» **Problem to solve**: Compute the number of lines that include the string "Year", then output that number and nothing else.

» **Material for the task**:
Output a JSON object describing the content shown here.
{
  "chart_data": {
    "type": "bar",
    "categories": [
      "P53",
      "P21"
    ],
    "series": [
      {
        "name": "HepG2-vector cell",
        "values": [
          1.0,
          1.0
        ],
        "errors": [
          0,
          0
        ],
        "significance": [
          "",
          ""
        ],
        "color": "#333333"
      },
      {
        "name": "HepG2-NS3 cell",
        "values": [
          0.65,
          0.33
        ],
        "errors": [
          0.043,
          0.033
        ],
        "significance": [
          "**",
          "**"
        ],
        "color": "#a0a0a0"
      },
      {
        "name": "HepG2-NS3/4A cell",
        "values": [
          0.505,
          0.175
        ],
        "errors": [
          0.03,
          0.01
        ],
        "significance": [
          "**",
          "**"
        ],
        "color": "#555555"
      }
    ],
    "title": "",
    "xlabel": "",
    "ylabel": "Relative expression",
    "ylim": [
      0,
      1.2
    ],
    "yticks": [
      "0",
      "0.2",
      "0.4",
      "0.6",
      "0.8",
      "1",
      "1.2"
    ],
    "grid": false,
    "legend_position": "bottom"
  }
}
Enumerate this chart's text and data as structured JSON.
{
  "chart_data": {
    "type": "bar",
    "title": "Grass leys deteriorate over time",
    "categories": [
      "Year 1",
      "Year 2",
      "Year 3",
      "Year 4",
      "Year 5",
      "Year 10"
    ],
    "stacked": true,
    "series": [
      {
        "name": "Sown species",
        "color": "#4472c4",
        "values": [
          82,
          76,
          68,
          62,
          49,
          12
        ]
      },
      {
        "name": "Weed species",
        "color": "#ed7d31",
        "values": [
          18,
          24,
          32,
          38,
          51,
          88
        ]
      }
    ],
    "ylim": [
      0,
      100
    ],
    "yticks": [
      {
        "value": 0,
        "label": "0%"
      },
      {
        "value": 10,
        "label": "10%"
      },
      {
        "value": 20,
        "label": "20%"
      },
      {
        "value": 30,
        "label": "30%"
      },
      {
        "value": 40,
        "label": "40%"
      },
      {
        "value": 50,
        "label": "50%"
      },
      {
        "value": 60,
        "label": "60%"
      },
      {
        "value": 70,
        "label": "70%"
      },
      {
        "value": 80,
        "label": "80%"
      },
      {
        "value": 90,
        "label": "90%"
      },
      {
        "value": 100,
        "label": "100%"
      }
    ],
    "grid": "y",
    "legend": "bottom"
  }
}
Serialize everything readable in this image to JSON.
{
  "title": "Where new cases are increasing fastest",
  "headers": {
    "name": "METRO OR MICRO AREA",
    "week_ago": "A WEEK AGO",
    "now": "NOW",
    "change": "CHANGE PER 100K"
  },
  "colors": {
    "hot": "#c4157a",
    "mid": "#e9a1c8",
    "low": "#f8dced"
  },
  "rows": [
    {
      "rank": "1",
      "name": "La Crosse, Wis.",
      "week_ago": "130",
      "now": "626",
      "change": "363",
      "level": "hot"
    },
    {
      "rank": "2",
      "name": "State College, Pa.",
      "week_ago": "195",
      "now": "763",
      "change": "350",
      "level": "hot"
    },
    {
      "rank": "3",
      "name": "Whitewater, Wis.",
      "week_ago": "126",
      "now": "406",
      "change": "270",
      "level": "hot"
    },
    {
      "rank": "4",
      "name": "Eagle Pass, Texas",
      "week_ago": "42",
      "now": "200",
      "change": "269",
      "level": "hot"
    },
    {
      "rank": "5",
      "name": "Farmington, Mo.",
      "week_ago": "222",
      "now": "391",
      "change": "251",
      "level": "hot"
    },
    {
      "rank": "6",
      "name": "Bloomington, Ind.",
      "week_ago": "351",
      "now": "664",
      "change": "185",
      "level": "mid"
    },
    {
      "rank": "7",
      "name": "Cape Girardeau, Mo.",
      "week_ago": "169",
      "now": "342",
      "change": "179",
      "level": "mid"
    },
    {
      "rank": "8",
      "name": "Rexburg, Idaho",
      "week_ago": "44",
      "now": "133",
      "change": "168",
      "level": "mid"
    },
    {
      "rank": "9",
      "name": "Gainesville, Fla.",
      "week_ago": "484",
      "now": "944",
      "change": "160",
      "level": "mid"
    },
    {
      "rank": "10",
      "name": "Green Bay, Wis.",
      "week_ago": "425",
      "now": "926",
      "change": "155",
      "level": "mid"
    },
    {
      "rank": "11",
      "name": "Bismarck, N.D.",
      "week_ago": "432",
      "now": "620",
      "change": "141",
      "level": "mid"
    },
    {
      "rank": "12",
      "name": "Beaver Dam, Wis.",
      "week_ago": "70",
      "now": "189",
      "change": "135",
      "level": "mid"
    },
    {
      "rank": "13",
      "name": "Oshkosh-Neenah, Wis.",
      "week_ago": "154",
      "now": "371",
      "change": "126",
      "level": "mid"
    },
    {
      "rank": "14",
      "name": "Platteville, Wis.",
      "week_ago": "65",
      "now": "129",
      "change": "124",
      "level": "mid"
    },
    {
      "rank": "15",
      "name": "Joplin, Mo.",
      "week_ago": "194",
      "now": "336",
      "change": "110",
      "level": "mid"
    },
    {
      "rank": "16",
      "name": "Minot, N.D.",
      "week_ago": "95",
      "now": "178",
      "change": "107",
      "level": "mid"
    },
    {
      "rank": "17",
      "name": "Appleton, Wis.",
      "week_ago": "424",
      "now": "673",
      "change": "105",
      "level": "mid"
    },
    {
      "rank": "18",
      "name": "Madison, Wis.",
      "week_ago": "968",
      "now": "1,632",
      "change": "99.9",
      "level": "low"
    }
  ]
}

» **Final answer**: 6